- [Exercise directions] Transcribe all of the records word for word, but omit the pictures.

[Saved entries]
■ ■ ■
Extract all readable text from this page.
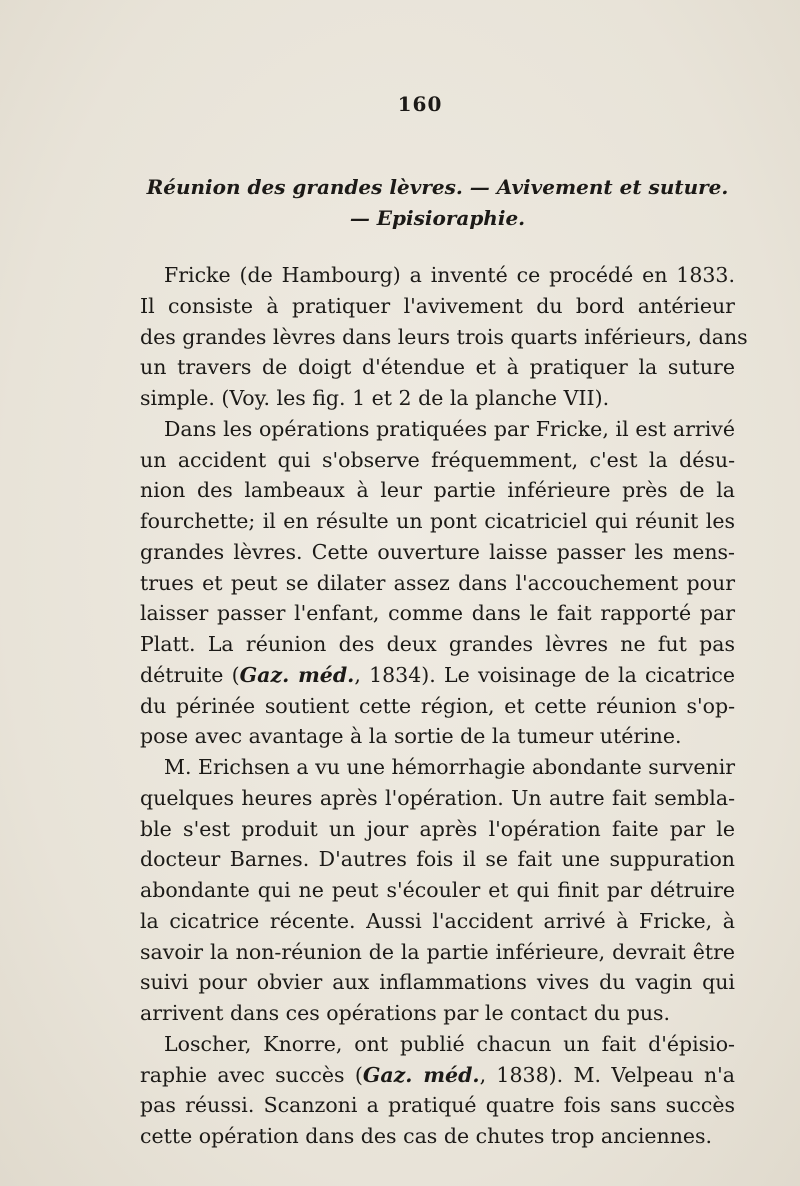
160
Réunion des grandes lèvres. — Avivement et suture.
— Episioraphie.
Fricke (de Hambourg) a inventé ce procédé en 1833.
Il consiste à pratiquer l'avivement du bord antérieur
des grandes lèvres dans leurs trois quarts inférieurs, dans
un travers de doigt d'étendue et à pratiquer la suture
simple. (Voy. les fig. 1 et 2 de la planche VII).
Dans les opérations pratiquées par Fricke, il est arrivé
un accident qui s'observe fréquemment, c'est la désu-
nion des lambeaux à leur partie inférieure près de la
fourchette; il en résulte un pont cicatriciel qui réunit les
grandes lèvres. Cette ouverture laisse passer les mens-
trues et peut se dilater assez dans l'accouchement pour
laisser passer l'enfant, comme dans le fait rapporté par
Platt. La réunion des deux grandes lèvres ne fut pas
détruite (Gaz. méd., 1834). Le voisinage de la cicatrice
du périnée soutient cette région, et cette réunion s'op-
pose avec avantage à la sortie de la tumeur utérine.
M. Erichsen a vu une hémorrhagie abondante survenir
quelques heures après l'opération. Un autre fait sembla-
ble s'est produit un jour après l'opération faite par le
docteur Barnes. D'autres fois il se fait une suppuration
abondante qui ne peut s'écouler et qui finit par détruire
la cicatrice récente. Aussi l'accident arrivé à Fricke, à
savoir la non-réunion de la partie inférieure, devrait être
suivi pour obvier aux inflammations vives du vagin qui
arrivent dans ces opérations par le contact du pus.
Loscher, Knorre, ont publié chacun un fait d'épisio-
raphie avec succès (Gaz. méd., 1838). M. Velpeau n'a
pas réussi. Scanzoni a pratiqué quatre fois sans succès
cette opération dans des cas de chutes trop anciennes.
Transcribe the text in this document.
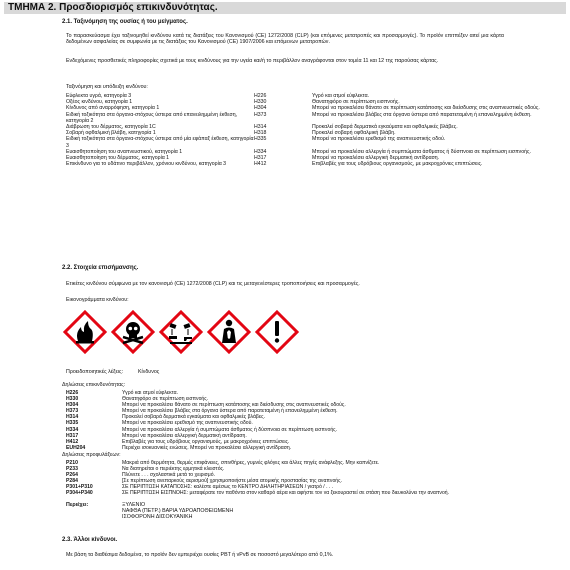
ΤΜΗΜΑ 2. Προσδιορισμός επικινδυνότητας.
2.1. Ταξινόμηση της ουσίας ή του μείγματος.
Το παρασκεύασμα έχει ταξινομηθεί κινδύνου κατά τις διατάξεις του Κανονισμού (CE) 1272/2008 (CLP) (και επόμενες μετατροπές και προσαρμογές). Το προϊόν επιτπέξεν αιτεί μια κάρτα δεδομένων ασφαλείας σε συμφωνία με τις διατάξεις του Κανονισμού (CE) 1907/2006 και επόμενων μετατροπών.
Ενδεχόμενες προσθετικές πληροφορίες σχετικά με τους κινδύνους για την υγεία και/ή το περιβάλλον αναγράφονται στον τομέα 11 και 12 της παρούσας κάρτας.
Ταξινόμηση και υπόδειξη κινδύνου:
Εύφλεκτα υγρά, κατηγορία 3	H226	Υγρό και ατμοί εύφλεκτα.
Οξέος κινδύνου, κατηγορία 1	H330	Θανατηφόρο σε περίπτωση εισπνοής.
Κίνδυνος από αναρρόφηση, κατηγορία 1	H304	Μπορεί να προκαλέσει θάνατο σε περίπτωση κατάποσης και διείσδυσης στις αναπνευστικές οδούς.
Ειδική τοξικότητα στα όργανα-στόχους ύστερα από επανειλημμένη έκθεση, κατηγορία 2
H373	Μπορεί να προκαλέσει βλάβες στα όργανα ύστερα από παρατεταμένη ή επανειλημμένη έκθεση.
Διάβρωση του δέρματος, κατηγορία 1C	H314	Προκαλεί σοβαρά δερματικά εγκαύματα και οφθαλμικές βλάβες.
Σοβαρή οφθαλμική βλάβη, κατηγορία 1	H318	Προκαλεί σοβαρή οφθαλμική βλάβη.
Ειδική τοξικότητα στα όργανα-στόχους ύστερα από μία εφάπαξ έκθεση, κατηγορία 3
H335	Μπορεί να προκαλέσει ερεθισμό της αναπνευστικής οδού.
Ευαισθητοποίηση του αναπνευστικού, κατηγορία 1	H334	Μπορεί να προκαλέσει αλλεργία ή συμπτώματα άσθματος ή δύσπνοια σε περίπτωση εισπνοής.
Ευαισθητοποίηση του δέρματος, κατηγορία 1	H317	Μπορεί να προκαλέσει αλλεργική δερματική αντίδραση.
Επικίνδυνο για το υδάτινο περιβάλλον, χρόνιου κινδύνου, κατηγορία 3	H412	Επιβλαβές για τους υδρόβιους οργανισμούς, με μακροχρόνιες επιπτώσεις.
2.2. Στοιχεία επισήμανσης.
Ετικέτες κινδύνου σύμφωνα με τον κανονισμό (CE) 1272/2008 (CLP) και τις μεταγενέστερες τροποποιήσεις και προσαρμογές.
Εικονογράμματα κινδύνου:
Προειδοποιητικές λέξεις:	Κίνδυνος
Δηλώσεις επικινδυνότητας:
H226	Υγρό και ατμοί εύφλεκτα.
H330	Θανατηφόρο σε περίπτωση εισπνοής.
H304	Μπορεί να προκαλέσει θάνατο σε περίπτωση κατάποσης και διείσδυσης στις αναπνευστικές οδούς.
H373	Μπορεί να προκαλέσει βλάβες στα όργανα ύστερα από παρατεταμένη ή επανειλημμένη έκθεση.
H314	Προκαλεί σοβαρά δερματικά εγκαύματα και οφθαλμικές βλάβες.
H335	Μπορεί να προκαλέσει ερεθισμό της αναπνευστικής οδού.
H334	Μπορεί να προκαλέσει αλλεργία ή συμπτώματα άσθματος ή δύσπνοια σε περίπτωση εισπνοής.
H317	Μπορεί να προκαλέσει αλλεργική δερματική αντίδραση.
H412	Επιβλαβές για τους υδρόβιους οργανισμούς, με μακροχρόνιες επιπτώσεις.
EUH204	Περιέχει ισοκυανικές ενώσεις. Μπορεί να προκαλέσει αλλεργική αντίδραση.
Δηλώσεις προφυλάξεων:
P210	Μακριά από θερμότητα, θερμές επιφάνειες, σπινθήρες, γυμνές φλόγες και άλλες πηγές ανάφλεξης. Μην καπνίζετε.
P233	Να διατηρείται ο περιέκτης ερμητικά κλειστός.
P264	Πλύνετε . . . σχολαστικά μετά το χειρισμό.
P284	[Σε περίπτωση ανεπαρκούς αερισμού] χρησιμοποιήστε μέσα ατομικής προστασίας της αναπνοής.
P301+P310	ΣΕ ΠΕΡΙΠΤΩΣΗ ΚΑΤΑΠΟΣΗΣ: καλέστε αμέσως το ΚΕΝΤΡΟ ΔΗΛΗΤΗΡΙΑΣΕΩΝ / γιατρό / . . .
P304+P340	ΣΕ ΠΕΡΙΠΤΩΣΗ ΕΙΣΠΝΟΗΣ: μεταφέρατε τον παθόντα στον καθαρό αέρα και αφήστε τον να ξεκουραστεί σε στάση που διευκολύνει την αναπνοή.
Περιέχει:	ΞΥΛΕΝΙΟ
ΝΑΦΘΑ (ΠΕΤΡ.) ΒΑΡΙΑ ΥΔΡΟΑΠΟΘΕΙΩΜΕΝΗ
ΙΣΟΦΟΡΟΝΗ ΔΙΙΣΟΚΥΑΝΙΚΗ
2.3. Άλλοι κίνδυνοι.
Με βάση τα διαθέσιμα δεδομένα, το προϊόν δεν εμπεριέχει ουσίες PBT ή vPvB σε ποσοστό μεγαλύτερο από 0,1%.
■ ■ ■
- [Full response]
Extract all readable text from this page.
160
Réunion des grandes lèvres. — Avivement et suture.
— Episioraphie.
Fricke (de Hambourg) a inventé ce procédé en 1833.
Il consiste à pratiquer l'avivement du bord antérieur
des grandes lèvres dans leurs trois quarts inférieurs, dans
un travers de doigt d'étendue et à pratiquer la suture
simple. (Voy. les fig. 1 et 2 de la planche VII).
Dans les opérations pratiquées par Fricke, il est arrivé
un accident qui s'observe fréquemment, c'est la désu-
nion des lambeaux à leur partie inférieure près de la
fourchette; il en résulte un pont cicatriciel qui réunit les
grandes lèvres. Cette ouverture laisse passer les mens-
trues et peut se dilater assez dans l'accouchement pour
laisser passer l'enfant, comme dans le fait rapporté par
Platt. La réunion des deux grandes lèvres ne fut pas
détruite (Gaz. méd., 1834). Le voisinage de la cicatrice
du périnée soutient cette région, et cette réunion s'op-
pose avec avantage à la sortie de la tumeur utérine.
M. Erichsen a vu une hémorrhagie abondante survenir
quelques heures après l'opération. Un autre fait sembla-
ble s'est produit un jour après l'opération faite par le
docteur Barnes. D'autres fois il se fait une suppuration
abondante qui ne peut s'écouler et qui finit par détruire
la cicatrice récente. Aussi l'accident arrivé à Fricke, à
savoir la non-réunion de la partie inférieure, devrait être
suivi pour obvier aux inflammations vives du vagin qui
arrivent dans ces opérations par le contact du pus.
Loscher, Knorre, ont publié chacun un fait d'épisio-
raphie avec succès (Gaz. méd., 1838). M. Velpeau n'a
pas réussi. Scanzoni a pratiqué quatre fois sans succès
cette opération dans des cas de chutes trop anciennes.
Transcribe the text in this document.
ΤΜΗΜΑ 2. Προσδιορισμός επικινδυνότητας.
2.1. Ταξινόμηση της ουσίας ή του μείγματος.
Το παρασκεύασμα έχει ταξινομηθεί κινδύνου κατά τις διατάξεις του Κανονισμού (CE) 1272/2008 (CLP) (και επόμενες μετατροπές και προσαρμογές). Το προϊόν επιτπέξεν αιτεί μια κάρτα δεδομένων ασφαλείας σε συμφωνία με τις διατάξεις του Κανονισμού (CE) 1907/2006 και επόμενων μετατροπών.
Ενδεχόμενες προσθετικές πληροφορίες σχετικά με τους κινδύνους για την υγεία και/ή το περιβάλλον αναγράφονται στον τομέα 11 και 12 της παρούσας κάρτας.
Ταξινόμηση και υπόδειξη κινδύνου:
Εύφλεκτα υγρά, κατηγορία 3	H226	Υγρό και ατμοί εύφλεκτα.
Οξέος κινδύνου, κατηγορία 1	H330	Θανατηφόρο σε περίπτωση εισπνοής.
Κίνδυνος από αναρρόφηση, κατηγορία 1	H304	Μπορεί να προκαλέσει θάνατο σε περίπτωση κατάποσης και διείσδυσης στις αναπνευστικές οδούς.
Ειδική τοξικότητα στα όργανα-στόχους ύστερα από επανειλημμένη έκθεση, κατηγορία 2
H373	Μπορεί να προκαλέσει βλάβες στα όργανα ύστερα από παρατεταμένη ή επανειλημμένη έκθεση.
Διάβρωση του δέρματος, κατηγορία 1C	H314	Προκαλεί σοβαρά δερματικά εγκαύματα και οφθαλμικές βλάβες.
Σοβαρή οφθαλμική βλάβη, κατηγορία 1	H318	Προκαλεί σοβαρή οφθαλμική βλάβη.
Ειδική τοξικότητα στα όργανα-στόχους ύστερα από μία εφάπαξ έκθεση, κατηγορία 3
H335	Μπορεί να προκαλέσει ερεθισμό της αναπνευστικής οδού.
Ευαισθητοποίηση του αναπνευστικού, κατηγορία 1	H334	Μπορεί να προκαλέσει αλλεργία ή συμπτώματα άσθματος ή δύσπνοια σε περίπτωση εισπνοής.
Ευαισθητοποίηση του δέρματος, κατηγορία 1	H317	Μπορεί να προκαλέσει αλλεργική δερματική αντίδραση.
Επικίνδυνο για το υδάτινο περιβάλλον, χρόνιου κινδύνου, κατηγορία 3	H412	Επιβλαβές για τους υδρόβιους οργανισμούς, με μακροχρόνιες επιπτώσεις.
2.2. Στοιχεία επισήμανσης.
Ετικέτες κινδύνου σύμφωνα με τον κανονισμό (CE) 1272/2008 (CLP) και τις μεταγενέστερες τροποποιήσεις και προσαρμογές.
Εικονογράμματα κινδύνου:
Προειδοποιητικές λέξεις:	Κίνδυνος
Δηλώσεις επικινδυνότητας:
H226	Υγρό και ατμοί εύφλεκτα.
H330	Θανατηφόρο σε περίπτωση εισπνοής.
H304	Μπορεί να προκαλέσει θάνατο σε περίπτωση κατάποσης και διείσδυσης στις αναπνευστικές οδούς.
H373	Μπορεί να προκαλέσει βλάβες στα όργανα ύστερα από παρατεταμένη ή επανειλημμένη έκθεση.
H314	Προκαλεί σοβαρά δερματικά εγκαύματα και οφθαλμικές βλάβες.
H335	Μπορεί να προκαλέσει ερεθισμό της αναπνευστικής οδού.
H334	Μπορεί να προκαλέσει αλλεργία ή συμπτώματα άσθματος ή δύσπνοια σε περίπτωση εισπνοής.
H317	Μπορεί να προκαλέσει αλλεργική δερματική αντίδραση.
H412	Επιβλαβές για τους υδρόβιους οργανισμούς, με μακροχρόνιες επιπτώσεις.
EUH204	Περιέχει ισοκυανικές ενώσεις. Μπορεί να προκαλέσει αλλεργική αντίδραση.
Δηλώσεις προφυλάξεων:
P210	Μακριά από θερμότητα, θερμές επιφάνειες, σπινθήρες, γυμνές φλόγες και άλλες πηγές ανάφλεξης. Μην καπνίζετε.
P233	Να διατηρείται ο περιέκτης ερμητικά κλειστός.
P264	Πλύνετε . . . σχολαστικά μετά το χειρισμό.
P284	[Σε περίπτωση ανεπαρκούς αερισμού] χρησιμοποιήστε μέσα ατομικής προστασίας της αναπνοής.
P301+P310	ΣΕ ΠΕΡΙΠΤΩΣΗ ΚΑΤΑΠΟΣΗΣ: καλέστε αμέσως το ΚΕΝΤΡΟ ΔΗΛΗΤΗΡΙΑΣΕΩΝ / γιατρό / . . .
P304+P340	ΣΕ ΠΕΡΙΠΤΩΣΗ ΕΙΣΠΝΟΗΣ: μεταφέρατε τον παθόντα στον καθαρό αέρα και αφήστε τον να ξεκουραστεί σε στάση που διευκολύνει την αναπνοή.
Περιέχει:	ΞΥΛΕΝΙΟ
ΝΑΦΘΑ (ΠΕΤΡ.) ΒΑΡΙΑ ΥΔΡΟΑΠΟΘΕΙΩΜΕΝΗ
ΙΣΟΦΟΡΟΝΗ ΔΙΙΣΟΚΥΑΝΙΚΗ
2.3. Άλλοι κίνδυνοι.
Με βάση τα διαθέσιμα δεδομένα, το προϊόν δεν εμπεριέχει ουσίες PBT ή vPvB σε ποσοστό μεγαλύτερο από 0,1%.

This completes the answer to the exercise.